> [Given task]: Restate every line of the material, word for word.

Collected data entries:
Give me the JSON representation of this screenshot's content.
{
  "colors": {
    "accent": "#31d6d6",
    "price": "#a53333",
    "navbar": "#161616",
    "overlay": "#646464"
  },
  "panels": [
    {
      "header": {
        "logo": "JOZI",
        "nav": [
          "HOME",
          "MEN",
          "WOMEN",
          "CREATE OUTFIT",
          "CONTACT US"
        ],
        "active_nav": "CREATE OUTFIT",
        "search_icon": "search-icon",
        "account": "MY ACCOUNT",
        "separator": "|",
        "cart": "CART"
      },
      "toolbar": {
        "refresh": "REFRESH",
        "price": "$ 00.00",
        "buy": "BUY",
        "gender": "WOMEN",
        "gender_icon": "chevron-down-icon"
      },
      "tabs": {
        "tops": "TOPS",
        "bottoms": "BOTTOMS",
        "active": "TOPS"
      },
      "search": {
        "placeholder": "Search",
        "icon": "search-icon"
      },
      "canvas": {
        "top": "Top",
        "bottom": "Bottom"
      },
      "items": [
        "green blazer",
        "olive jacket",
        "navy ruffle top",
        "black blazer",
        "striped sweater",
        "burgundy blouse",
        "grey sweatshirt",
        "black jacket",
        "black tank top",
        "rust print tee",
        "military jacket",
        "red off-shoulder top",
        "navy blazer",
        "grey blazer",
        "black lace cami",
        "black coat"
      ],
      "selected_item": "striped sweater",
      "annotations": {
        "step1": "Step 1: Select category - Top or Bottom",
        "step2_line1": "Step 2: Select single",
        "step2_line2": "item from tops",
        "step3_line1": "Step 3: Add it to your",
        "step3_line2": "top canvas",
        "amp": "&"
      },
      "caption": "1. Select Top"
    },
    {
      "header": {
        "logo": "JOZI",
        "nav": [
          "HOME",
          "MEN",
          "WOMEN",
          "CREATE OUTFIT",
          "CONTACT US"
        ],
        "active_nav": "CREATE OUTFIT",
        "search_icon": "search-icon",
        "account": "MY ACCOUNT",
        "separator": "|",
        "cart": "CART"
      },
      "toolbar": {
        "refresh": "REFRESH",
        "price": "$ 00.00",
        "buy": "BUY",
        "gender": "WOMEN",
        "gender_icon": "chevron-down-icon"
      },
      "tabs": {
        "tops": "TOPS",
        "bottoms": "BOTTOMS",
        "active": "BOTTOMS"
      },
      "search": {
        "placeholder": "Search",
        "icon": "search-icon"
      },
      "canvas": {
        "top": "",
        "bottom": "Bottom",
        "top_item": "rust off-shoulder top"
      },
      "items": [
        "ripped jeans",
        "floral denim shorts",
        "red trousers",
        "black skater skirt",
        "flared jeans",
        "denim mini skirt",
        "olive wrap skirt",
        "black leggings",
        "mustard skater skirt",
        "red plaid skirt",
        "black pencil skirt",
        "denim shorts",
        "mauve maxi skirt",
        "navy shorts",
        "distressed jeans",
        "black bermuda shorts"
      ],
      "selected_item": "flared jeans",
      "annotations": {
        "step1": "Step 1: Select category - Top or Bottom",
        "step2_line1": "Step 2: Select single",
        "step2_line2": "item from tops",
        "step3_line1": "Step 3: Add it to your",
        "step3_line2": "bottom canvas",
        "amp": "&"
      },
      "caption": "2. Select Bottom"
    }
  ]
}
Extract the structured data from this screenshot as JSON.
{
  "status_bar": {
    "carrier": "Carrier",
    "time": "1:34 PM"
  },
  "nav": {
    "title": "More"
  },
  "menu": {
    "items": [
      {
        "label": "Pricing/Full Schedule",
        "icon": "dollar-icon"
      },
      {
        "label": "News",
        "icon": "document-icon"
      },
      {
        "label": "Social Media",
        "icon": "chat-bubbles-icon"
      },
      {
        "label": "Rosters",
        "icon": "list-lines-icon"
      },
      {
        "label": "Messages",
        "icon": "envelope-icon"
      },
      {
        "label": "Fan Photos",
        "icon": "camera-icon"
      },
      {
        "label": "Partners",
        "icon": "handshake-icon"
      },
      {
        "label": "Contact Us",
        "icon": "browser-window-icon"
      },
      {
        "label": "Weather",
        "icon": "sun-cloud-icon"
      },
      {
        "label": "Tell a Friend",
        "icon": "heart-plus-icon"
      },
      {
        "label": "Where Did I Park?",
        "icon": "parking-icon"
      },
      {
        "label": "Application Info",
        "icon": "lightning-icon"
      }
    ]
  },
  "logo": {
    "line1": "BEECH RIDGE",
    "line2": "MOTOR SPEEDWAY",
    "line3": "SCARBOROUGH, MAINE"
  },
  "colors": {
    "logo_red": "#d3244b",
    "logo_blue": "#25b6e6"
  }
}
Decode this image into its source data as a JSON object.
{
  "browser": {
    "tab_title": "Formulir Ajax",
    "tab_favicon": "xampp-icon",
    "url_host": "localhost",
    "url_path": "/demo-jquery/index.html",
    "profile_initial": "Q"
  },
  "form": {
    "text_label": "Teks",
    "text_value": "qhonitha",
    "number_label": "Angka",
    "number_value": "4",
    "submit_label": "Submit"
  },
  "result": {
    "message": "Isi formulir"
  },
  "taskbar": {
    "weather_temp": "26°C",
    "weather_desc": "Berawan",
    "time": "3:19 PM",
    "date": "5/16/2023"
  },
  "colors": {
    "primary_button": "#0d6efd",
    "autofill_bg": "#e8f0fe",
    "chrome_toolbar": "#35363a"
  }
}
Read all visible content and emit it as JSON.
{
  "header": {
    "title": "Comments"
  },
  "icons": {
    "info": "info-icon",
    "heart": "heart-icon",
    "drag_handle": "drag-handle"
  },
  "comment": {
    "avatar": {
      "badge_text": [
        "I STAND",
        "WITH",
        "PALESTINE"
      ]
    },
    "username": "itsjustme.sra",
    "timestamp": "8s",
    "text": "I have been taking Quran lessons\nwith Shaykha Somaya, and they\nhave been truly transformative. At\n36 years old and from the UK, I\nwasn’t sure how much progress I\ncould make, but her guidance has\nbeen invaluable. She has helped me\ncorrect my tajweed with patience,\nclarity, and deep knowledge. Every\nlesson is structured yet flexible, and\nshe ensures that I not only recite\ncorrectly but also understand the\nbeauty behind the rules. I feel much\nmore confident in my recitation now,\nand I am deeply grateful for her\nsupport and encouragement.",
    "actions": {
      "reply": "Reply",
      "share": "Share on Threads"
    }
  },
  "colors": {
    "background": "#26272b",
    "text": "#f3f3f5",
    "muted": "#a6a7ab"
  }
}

> [Answer]:
Give me the JSON representation of this screenshot's content.
{
  "colors": {
    "accent": "#31d6d6",
    "price": "#a53333",
    "navbar": "#161616",
    "overlay": "#646464"
  },
  "panels": [
    {
      "header": {
        "logo": "JOZI",
        "nav": [
          "HOME",
          "MEN",
          "WOMEN",
          "CREATE OUTFIT",
          "CONTACT US"
        ],
        "active_nav": "CREATE OUTFIT",
        "search_icon": "search-icon",
        "account": "MY ACCOUNT",
        "separator": "|",
        "cart": "CART"
      },
      "toolbar": {
        "refresh": "REFRESH",
        "price": "$ 00.00",
        "buy": "BUY",
        "gender": "WOMEN",
        "gender_icon": "chevron-down-icon"
      },
      "tabs": {
        "tops": "TOPS",
        "bottoms": "BOTTOMS",
        "active": "TOPS"
      },
      "search": {
        "placeholder": "Search",
        "icon": "search-icon"
      },
      "canvas": {
        "top": "Top",
        "bottom": "Bottom"
      },
      "items": [
        "green blazer",
        "olive jacket",
        "navy ruffle top",
        "black blazer",
        "striped sweater",
        "burgundy blouse",
        "grey sweatshirt",
        "black jacket",
        "black tank top",
        "rust print tee",
        "military jacket",
        "red off-shoulder top",
        "navy blazer",
        "grey blazer",
        "black lace cami",
        "black coat"
      ],
      "selected_item": "striped sweater",
      "annotations": {
        "step1": "Step 1: Select category - Top or Bottom",
        "step2_line1": "Step 2: Select single",
        "step2_line2": "item from tops",
        "step3_line1": "Step 3: Add it to your",
        "step3_line2": "top canvas",
        "amp": "&"
      },
      "caption": "1. Select Top"
    },
    {
      "header": {
        "logo": "JOZI",
        "nav": [
          "HOME",
          "MEN",
          "WOMEN",
          "CREATE OUTFIT",
          "CONTACT US"
        ],
        "active_nav": "CREATE OUTFIT",
        "search_icon": "search-icon",
        "account": "MY ACCOUNT",
        "separator": "|",
        "cart": "CART"
      },
      "toolbar": {
        "refresh": "REFRESH",
        "price": "$ 00.00",
        "buy": "BUY",
        "gender": "WOMEN",
        "gender_icon": "chevron-down-icon"
      },
      "tabs": {
        "tops": "TOPS",
        "bottoms": "BOTTOMS",
        "active": "BOTTOMS"
      },
      "search": {
        "placeholder": "Search",
        "icon": "search-icon"
      },
      "canvas": {
        "top": "",
        "bottom": "Bottom",
        "top_item": "rust off-shoulder top"
      },
      "items": [
        "ripped jeans",
        "floral denim shorts",
        "red trousers",
        "black skater skirt",
        "flared jeans",
        "denim mini skirt",
        "olive wrap skirt",
        "black leggings",
        "mustard skater skirt",
        "red plaid skirt",
        "black pencil skirt",
        "denim shorts",
        "mauve maxi skirt",
        "navy shorts",
        "distressed jeans",
        "black bermuda shorts"
      ],
      "selected_item": "flared jeans",
      "annotations": {
        "step1": "Step 1: Select category - Top or Bottom",
        "step2_line1": "Step 2: Select single",
        "step2_line2": "item from tops",
        "step3_line1": "Step 3: Add it to your",
        "step3_line2": "bottom canvas",
        "amp": "&"
      },
      "caption": "2. Select Bottom"
    }
  ]
}
Extract the structured data from this screenshot as JSON.
{
  "status_bar": {
    "carrier": "Carrier",
    "time": "1:34 PM"
  },
  "nav": {
    "title": "More"
  },
  "menu": {
    "items": [
      {
        "label": "Pricing/Full Schedule",
        "icon": "dollar-icon"
      },
      {
        "label": "News",
        "icon": "document-icon"
      },
      {
        "label": "Social Media",
        "icon": "chat-bubbles-icon"
      },
      {
        "label": "Rosters",
        "icon": "list-lines-icon"
      },
      {
        "label": "Messages",
        "icon": "envelope-icon"
      },
      {
        "label": "Fan Photos",
        "icon": "camera-icon"
      },
      {
        "label": "Partners",
        "icon": "handshake-icon"
      },
      {
        "label": "Contact Us",
        "icon": "browser-window-icon"
      },
      {
        "label": "Weather",
        "icon": "sun-cloud-icon"
      },
      {
        "label": "Tell a Friend",
        "icon": "heart-plus-icon"
      },
      {
        "label": "Where Did I Park?",
        "icon": "parking-icon"
      },
      {
        "label": "Application Info",
        "icon": "lightning-icon"
      }
    ]
  },
  "logo": {
    "line1": "BEECH RIDGE",
    "line2": "MOTOR SPEEDWAY",
    "line3": "SCARBOROUGH, MAINE"
  },
  "colors": {
    "logo_red": "#d3244b",
    "logo_blue": "#25b6e6"
  }
}
Decode this image into its source data as a JSON object.
{
  "browser": {
    "tab_title": "Formulir Ajax",
    "tab_favicon": "xampp-icon",
    "url_host": "localhost",
    "url_path": "/demo-jquery/index.html",
    "profile_initial": "Q"
  },
  "form": {
    "text_label": "Teks",
    "text_value": "qhonitha",
    "number_label": "Angka",
    "number_value": "4",
    "submit_label": "Submit"
  },
  "result": {
    "message": "Isi formulir"
  },
  "taskbar": {
    "weather_temp": "26°C",
    "weather_desc": "Berawan",
    "time": "3:19 PM",
    "date": "5/16/2023"
  },
  "colors": {
    "primary_button": "#0d6efd",
    "autofill_bg": "#e8f0fe",
    "chrome_toolbar": "#35363a"
  }
}
Read all visible content and emit it as JSON.
{
  "header": {
    "title": "Comments"
  },
  "icons": {
    "info": "info-icon",
    "heart": "heart-icon",
    "drag_handle": "drag-handle"
  },
  "comment": {
    "avatar": {
      "badge_text": [
        "I STAND",
        "WITH",
        "PALESTINE"
      ]
    },
    "username": "itsjustme.sra",
    "timestamp": "8s",
    "text": "I have been taking Quran lessons\nwith Shaykha Somaya, and they\nhave been truly transformative. At\n36 years old and from the UK, I\nwasn’t sure how much progress I\ncould make, but her guidance has\nbeen invaluable. She has helped me\ncorrect my tajweed with patience,\nclarity, and deep knowledge. Every\nlesson is structured yet flexible, and\nshe ensures that I not only recite\ncorrectly but also understand the\nbeauty behind the rules. I feel much\nmore confident in my recitation now,\nand I am deeply grateful for her\nsupport and encouragement.",
    "actions": {
      "reply": "Reply",
      "share": "Share on Threads"
    }
  },
  "colors": {
    "background": "#26272b",
    "text": "#f3f3f5",
    "muted": "#a6a7ab"
  }
}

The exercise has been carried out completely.